▸ Exercise
Below is a set of records; restate each one word for word.

▸ Data supplied
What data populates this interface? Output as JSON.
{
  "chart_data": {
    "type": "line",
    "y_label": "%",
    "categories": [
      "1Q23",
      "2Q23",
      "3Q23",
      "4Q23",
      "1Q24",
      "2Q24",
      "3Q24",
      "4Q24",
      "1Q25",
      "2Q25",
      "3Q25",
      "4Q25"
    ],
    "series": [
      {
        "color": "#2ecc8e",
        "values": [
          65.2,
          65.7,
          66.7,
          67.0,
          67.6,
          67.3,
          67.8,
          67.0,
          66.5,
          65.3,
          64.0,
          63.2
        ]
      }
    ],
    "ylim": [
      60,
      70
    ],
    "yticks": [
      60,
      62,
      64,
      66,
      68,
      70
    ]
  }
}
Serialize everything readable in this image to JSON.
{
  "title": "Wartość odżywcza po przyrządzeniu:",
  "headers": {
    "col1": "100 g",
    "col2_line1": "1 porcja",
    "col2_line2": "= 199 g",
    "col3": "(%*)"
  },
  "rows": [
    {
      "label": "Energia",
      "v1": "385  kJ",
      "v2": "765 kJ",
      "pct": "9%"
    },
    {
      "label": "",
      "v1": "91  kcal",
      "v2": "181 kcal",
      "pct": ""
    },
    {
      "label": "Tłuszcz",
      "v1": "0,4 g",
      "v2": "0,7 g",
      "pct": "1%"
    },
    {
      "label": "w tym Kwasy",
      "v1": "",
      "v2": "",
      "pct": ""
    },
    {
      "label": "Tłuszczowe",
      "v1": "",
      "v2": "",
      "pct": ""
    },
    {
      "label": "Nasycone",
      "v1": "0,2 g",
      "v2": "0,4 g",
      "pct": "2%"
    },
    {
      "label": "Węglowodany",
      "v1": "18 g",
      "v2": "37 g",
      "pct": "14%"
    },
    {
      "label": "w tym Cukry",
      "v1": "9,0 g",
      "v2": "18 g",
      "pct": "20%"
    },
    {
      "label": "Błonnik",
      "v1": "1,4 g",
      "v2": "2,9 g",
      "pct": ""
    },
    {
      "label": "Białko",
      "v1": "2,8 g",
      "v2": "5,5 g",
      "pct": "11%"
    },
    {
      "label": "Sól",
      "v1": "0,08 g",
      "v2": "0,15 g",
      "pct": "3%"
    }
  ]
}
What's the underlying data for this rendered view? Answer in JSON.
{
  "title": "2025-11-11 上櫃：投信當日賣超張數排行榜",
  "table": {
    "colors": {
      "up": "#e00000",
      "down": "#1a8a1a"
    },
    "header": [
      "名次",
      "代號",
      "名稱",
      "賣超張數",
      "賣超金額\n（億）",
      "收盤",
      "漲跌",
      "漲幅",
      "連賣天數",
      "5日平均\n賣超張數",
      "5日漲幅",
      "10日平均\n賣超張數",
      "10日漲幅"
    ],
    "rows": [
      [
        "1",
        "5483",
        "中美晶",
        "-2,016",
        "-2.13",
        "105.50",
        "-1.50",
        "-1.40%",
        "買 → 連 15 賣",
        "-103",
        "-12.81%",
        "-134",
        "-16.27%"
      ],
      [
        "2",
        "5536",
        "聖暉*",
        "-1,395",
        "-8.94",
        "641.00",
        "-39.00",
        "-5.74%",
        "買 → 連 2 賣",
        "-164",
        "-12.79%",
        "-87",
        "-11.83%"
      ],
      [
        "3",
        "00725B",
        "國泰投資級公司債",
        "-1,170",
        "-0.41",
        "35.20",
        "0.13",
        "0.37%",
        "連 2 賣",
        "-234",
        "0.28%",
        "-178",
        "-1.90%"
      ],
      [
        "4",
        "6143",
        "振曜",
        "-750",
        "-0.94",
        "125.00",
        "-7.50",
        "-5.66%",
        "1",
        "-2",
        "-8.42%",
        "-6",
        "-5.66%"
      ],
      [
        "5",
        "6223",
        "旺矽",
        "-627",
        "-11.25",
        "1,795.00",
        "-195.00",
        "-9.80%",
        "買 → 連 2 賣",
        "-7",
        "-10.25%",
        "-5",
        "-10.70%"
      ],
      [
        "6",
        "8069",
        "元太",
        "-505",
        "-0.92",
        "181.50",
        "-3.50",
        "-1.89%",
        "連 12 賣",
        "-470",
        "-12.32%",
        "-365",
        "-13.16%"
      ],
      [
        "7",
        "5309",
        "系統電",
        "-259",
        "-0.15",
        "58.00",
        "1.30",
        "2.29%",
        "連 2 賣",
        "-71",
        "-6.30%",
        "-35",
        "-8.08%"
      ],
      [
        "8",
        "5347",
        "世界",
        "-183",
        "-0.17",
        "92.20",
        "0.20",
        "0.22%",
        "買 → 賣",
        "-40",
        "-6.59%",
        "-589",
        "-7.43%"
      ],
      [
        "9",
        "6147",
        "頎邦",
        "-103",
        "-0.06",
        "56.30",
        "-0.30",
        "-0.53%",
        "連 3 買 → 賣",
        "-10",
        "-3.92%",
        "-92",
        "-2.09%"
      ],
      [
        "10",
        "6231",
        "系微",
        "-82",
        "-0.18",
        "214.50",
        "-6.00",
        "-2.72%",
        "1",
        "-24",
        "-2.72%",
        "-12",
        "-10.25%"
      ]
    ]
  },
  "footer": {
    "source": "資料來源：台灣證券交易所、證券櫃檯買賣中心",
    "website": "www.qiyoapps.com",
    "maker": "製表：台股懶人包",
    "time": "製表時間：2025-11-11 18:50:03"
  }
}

▸ Expected output
What data populates this interface? Output as JSON.
{
  "chart_data": {
    "type": "line",
    "y_label": "%",
    "categories": [
      "1Q23",
      "2Q23",
      "3Q23",
      "4Q23",
      "1Q24",
      "2Q24",
      "3Q24",
      "4Q24",
      "1Q25",
      "2Q25",
      "3Q25",
      "4Q25"
    ],
    "series": [
      {
        "color": "#2ecc8e",
        "values": [
          65.2,
          65.7,
          66.7,
          67.0,
          67.6,
          67.3,
          67.8,
          67.0,
          66.5,
          65.3,
          64.0,
          63.2
        ]
      }
    ],
    "ylim": [
      60,
      70
    ],
    "yticks": [
      60,
      62,
      64,
      66,
      68,
      70
    ]
  }
}
Serialize everything readable in this image to JSON.
{
  "title": "Wartość odżywcza po przyrządzeniu:",
  "headers": {
    "col1": "100 g",
    "col2_line1": "1 porcja",
    "col2_line2": "= 199 g",
    "col3": "(%*)"
  },
  "rows": [
    {
      "label": "Energia",
      "v1": "385  kJ",
      "v2": "765 kJ",
      "pct": "9%"
    },
    {
      "label": "",
      "v1": "91  kcal",
      "v2": "181 kcal",
      "pct": ""
    },
    {
      "label": "Tłuszcz",
      "v1": "0,4 g",
      "v2": "0,7 g",
      "pct": "1%"
    },
    {
      "label": "w tym Kwasy",
      "v1": "",
      "v2": "",
      "pct": ""
    },
    {
      "label": "Tłuszczowe",
      "v1": "",
      "v2": "",
      "pct": ""
    },
    {
      "label": "Nasycone",
      "v1": "0,2 g",
      "v2": "0,4 g",
      "pct": "2%"
    },
    {
      "label": "Węglowodany",
      "v1": "18 g",
      "v2": "37 g",
      "pct": "14%"
    },
    {
      "label": "w tym Cukry",
      "v1": "9,0 g",
      "v2": "18 g",
      "pct": "20%"
    },
    {
      "label": "Błonnik",
      "v1": "1,4 g",
      "v2": "2,9 g",
      "pct": ""
    },
    {
      "label": "Białko",
      "v1": "2,8 g",
      "v2": "5,5 g",
      "pct": "11%"
    },
    {
      "label": "Sól",
      "v1": "0,08 g",
      "v2": "0,15 g",
      "pct": "3%"
    }
  ]
}
What's the underlying data for this rendered view? Answer in JSON.
{
  "title": "2025-11-11 上櫃：投信當日賣超張數排行榜",
  "table": {
    "colors": {
      "up": "#e00000",
      "down": "#1a8a1a"
    },
    "header": [
      "名次",
      "代號",
      "名稱",
      "賣超張數",
      "賣超金額\n（億）",
      "收盤",
      "漲跌",
      "漲幅",
      "連賣天數",
      "5日平均\n賣超張數",
      "5日漲幅",
      "10日平均\n賣超張數",
      "10日漲幅"
    ],
    "rows": [
      [
        "1",
        "5483",
        "中美晶",
        "-2,016",
        "-2.13",
        "105.50",
        "-1.50",
        "-1.40%",
        "買 → 連 15 賣",
        "-103",
        "-12.81%",
        "-134",
        "-16.27%"
      ],
      [
        "2",
        "5536",
        "聖暉*",
        "-1,395",
        "-8.94",
        "641.00",
        "-39.00",
        "-5.74%",
        "買 → 連 2 賣",
        "-164",
        "-12.79%",
        "-87",
        "-11.83%"
      ],
      [
        "3",
        "00725B",
        "國泰投資級公司債",
        "-1,170",
        "-0.41",
        "35.20",
        "0.13",
        "0.37%",
        "連 2 賣",
        "-234",
        "0.28%",
        "-178",
        "-1.90%"
      ],
      [
        "4",
        "6143",
        "振曜",
        "-750",
        "-0.94",
        "125.00",
        "-7.50",
        "-5.66%",
        "1",
        "-2",
        "-8.42%",
        "-6",
        "-5.66%"
      ],
      [
        "5",
        "6223",
        "旺矽",
        "-627",
        "-11.25",
        "1,795.00",
        "-195.00",
        "-9.80%",
        "買 → 連 2 賣",
        "-7",
        "-10.25%",
        "-5",
        "-10.70%"
      ],
      [
        "6",
        "8069",
        "元太",
        "-505",
        "-0.92",
        "181.50",
        "-3.50",
        "-1.89%",
        "連 12 賣",
        "-470",
        "-12.32%",
        "-365",
        "-13.16%"
      ],
      [
        "7",
        "5309",
        "系統電",
        "-259",
        "-0.15",
        "58.00",
        "1.30",
        "2.29%",
        "連 2 賣",
        "-71",
        "-6.30%",
        "-35",
        "-8.08%"
      ],
      [
        "8",
        "5347",
        "世界",
        "-183",
        "-0.17",
        "92.20",
        "0.20",
        "0.22%",
        "買 → 賣",
        "-40",
        "-6.59%",
        "-589",
        "-7.43%"
      ],
      [
        "9",
        "6147",
        "頎邦",
        "-103",
        "-0.06",
        "56.30",
        "-0.30",
        "-0.53%",
        "連 3 買 → 賣",
        "-10",
        "-3.92%",
        "-92",
        "-2.09%"
      ],
      [
        "10",
        "6231",
        "系微",
        "-82",
        "-0.18",
        "214.50",
        "-6.00",
        "-2.72%",
        "1",
        "-24",
        "-2.72%",
        "-12",
        "-10.25%"
      ]
    ]
  },
  "footer": {
    "source": "資料來源：台灣證券交易所、證券櫃檯買賣中心",
    "website": "www.qiyoapps.com",
    "maker": "製表：台股懶人包",
    "time": "製表時間：2025-11-11 18:50:03"
  }
}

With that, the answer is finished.